_Records to use_:
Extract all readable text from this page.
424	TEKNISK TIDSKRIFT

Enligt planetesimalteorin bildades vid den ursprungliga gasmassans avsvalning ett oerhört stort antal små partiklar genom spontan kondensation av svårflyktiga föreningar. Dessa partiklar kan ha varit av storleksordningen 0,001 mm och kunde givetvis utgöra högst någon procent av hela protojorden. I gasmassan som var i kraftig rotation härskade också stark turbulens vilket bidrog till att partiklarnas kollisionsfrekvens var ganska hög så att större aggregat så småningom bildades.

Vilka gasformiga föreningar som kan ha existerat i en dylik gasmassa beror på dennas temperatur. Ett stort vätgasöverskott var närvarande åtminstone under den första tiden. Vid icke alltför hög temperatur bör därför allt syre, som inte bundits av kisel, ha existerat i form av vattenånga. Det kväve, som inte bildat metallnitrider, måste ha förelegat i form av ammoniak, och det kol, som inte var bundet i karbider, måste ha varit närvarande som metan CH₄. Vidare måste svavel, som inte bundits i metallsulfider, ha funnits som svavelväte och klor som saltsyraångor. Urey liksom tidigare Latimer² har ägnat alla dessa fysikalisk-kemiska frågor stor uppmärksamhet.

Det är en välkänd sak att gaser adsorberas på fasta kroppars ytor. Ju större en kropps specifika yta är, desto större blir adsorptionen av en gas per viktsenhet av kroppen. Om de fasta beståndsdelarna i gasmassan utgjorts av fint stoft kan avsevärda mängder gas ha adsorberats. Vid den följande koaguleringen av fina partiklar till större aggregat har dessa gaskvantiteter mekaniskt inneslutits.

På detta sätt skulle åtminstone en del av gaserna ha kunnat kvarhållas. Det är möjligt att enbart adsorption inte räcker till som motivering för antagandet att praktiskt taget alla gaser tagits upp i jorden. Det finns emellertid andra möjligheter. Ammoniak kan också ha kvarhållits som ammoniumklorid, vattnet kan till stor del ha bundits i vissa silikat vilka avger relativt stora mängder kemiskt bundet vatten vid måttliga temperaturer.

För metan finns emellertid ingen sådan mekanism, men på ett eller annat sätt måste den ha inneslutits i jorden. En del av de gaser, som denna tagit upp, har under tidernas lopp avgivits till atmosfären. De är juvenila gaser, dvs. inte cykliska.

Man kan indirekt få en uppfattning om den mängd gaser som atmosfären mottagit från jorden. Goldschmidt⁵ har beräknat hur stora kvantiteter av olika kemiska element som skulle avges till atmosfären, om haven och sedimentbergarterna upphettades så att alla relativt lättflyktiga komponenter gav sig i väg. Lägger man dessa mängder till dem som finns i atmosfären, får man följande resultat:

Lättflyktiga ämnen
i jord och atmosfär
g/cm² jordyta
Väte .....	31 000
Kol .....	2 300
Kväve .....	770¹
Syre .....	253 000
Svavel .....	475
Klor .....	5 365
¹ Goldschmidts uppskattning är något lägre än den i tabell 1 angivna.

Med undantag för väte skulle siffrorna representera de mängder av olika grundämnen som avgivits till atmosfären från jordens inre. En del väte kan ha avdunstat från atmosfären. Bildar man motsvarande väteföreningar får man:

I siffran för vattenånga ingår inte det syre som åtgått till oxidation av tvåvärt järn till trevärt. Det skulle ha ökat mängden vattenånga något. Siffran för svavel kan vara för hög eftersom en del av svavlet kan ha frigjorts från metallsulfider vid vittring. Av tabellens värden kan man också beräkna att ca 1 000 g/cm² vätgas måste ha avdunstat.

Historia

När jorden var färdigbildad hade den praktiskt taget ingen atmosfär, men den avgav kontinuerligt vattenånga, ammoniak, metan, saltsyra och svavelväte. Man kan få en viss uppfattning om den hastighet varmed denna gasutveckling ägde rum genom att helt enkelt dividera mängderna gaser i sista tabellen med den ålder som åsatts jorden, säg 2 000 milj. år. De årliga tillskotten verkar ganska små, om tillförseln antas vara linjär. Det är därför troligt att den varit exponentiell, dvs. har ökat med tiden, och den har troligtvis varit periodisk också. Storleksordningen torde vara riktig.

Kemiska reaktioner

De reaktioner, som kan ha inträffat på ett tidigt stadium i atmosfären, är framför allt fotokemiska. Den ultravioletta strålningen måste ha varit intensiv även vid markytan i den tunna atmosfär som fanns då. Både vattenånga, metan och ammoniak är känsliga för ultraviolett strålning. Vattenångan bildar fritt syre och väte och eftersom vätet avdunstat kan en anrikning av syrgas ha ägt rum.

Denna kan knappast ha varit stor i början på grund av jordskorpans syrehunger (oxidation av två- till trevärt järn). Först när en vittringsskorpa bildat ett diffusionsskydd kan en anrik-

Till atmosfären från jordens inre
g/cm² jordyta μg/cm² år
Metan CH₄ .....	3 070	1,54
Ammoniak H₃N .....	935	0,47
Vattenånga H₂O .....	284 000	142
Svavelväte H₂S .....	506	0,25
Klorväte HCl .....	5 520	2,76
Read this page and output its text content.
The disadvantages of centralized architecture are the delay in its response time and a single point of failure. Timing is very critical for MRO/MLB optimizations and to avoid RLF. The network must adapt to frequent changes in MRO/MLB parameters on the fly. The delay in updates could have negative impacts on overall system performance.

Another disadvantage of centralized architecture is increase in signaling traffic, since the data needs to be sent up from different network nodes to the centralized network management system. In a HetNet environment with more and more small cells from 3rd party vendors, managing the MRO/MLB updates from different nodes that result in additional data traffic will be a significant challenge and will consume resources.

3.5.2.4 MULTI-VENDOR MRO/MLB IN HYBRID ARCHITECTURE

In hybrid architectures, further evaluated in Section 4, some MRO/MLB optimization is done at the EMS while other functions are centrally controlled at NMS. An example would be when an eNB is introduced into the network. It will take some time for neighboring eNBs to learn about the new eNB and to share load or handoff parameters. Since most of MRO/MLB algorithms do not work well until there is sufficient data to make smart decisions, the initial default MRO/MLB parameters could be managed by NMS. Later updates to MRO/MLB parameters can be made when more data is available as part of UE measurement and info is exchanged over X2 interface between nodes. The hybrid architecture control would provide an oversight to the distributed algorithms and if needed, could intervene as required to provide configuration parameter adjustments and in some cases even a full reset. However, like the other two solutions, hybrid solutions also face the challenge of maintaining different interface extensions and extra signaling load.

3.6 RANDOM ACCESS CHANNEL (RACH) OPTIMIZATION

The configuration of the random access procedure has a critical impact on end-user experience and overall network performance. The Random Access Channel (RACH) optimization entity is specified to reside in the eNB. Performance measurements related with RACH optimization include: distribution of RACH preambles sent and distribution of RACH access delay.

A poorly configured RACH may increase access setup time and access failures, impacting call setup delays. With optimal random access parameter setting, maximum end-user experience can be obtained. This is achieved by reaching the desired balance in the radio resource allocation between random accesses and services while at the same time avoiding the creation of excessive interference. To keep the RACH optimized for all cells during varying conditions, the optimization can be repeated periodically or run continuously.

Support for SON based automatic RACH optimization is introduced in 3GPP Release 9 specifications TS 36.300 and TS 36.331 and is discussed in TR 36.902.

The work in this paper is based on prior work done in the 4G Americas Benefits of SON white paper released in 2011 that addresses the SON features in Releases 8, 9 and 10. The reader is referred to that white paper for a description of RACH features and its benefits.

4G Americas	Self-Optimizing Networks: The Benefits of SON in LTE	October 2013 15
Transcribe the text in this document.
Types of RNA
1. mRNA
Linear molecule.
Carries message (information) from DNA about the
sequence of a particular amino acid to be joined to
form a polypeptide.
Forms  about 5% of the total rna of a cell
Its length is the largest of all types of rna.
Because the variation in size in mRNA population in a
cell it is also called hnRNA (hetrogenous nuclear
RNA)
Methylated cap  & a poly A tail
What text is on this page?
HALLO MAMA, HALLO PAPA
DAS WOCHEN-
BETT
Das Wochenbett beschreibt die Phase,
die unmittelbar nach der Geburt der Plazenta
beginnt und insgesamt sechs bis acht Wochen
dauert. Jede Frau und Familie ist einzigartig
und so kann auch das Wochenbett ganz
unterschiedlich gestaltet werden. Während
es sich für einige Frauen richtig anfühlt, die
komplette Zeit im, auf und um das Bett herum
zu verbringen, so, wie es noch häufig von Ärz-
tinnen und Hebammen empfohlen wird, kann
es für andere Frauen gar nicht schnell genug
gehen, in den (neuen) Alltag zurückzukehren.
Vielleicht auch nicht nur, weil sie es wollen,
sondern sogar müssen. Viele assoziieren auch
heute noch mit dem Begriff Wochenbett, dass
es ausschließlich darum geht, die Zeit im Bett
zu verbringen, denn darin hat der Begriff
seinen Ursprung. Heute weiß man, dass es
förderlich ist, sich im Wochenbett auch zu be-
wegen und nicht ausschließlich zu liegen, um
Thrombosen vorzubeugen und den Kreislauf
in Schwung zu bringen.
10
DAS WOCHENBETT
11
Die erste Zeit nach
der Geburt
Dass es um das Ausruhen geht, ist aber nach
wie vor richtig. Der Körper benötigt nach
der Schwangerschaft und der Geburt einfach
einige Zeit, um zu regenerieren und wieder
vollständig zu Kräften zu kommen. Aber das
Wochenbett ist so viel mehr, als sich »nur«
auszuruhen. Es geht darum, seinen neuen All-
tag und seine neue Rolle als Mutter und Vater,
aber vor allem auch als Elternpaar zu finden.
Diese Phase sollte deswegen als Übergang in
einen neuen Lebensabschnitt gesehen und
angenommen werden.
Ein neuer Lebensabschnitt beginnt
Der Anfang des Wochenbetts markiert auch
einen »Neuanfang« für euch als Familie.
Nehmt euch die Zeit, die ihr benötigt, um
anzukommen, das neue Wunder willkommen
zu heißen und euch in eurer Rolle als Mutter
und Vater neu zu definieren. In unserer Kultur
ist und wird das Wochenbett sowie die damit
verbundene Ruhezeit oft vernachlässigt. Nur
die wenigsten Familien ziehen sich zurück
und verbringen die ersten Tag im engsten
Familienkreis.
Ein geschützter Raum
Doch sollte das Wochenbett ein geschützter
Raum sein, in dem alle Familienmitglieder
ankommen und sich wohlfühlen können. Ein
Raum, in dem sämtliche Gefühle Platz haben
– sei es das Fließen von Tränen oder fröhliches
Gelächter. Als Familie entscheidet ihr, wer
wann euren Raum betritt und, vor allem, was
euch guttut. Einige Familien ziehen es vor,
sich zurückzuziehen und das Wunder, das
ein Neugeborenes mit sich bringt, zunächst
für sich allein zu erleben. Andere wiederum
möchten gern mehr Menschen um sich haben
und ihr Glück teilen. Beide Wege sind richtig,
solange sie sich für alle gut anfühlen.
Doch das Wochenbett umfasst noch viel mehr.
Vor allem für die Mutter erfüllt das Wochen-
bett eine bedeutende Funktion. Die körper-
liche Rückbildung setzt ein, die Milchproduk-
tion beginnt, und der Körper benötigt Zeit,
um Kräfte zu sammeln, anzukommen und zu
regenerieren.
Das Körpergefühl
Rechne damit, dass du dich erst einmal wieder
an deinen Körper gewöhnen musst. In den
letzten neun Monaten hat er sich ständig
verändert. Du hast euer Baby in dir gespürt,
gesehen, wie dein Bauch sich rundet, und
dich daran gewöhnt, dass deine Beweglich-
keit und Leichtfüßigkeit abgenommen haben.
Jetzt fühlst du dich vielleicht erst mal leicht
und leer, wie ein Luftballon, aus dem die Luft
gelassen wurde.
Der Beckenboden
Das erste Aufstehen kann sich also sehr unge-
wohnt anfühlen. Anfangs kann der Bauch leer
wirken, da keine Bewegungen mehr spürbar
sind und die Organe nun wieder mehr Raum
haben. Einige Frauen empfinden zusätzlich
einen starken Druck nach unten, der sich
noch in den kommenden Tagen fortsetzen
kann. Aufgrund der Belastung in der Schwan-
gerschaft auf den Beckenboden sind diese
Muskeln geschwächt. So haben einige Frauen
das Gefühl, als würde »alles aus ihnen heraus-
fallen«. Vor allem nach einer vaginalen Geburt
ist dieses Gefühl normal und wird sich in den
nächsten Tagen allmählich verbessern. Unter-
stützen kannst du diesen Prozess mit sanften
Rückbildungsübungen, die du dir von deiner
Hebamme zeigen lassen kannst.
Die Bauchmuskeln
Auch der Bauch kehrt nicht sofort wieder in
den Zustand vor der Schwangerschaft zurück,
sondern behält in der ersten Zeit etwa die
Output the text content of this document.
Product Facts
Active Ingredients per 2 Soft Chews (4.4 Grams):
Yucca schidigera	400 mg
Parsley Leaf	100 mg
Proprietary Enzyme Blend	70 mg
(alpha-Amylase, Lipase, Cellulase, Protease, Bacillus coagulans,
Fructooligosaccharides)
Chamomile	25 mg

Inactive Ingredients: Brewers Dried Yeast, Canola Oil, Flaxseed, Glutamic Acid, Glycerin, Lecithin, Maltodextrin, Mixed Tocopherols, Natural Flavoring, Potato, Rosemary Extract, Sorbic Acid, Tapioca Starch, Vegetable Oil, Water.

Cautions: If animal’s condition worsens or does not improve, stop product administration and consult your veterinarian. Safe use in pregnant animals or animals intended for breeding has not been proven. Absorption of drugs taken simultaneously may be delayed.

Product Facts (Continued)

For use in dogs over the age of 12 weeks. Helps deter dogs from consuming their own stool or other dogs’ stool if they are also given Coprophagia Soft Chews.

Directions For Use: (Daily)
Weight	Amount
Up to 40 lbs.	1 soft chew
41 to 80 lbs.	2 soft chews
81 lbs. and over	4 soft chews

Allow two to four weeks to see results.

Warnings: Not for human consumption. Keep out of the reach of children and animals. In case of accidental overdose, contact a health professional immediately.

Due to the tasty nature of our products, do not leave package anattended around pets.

_Work order_: Starting at the line with "Output the text content of this document.", restate every line word for word through the end of the listing above.

_Answer box_:
Output the text content of this document.
Product Facts
Active Ingredients per 2 Soft Chews (4.4 Grams):
Yucca schidigera	400 mg
Parsley Leaf	100 mg
Proprietary Enzyme Blend	70 mg
(alpha-Amylase, Lipase, Cellulase, Protease, Bacillus coagulans,
Fructooligosaccharides)
Chamomile	25 mg

Inactive Ingredients: Brewers Dried Yeast, Canola Oil, Flaxseed, Glutamic Acid, Glycerin, Lecithin, Maltodextrin, Mixed Tocopherols, Natural Flavoring, Potato, Rosemary Extract, Sorbic Acid, Tapioca Starch, Vegetable Oil, Water.

Cautions: If animal’s condition worsens or does not improve, stop product administration and consult your veterinarian. Safe use in pregnant animals or animals intended for breeding has not been proven. Absorption of drugs taken simultaneously may be delayed.

Product Facts (Continued)

For use in dogs over the age of 12 weeks. Helps deter dogs from consuming their own stool or other dogs’ stool if they are also given Coprophagia Soft Chews.

Directions For Use: (Daily)
Weight	Amount
Up to 40 lbs.	1 soft chew
41 to 80 lbs.	2 soft chews
81 lbs. and over	4 soft chews

Allow two to four weeks to see results.

Warnings: Not for human consumption. Keep out of the reach of children and animals. In case of accidental overdose, contact a health professional immediately.

Due to the tasty nature of our products, do not leave package anattended around pets.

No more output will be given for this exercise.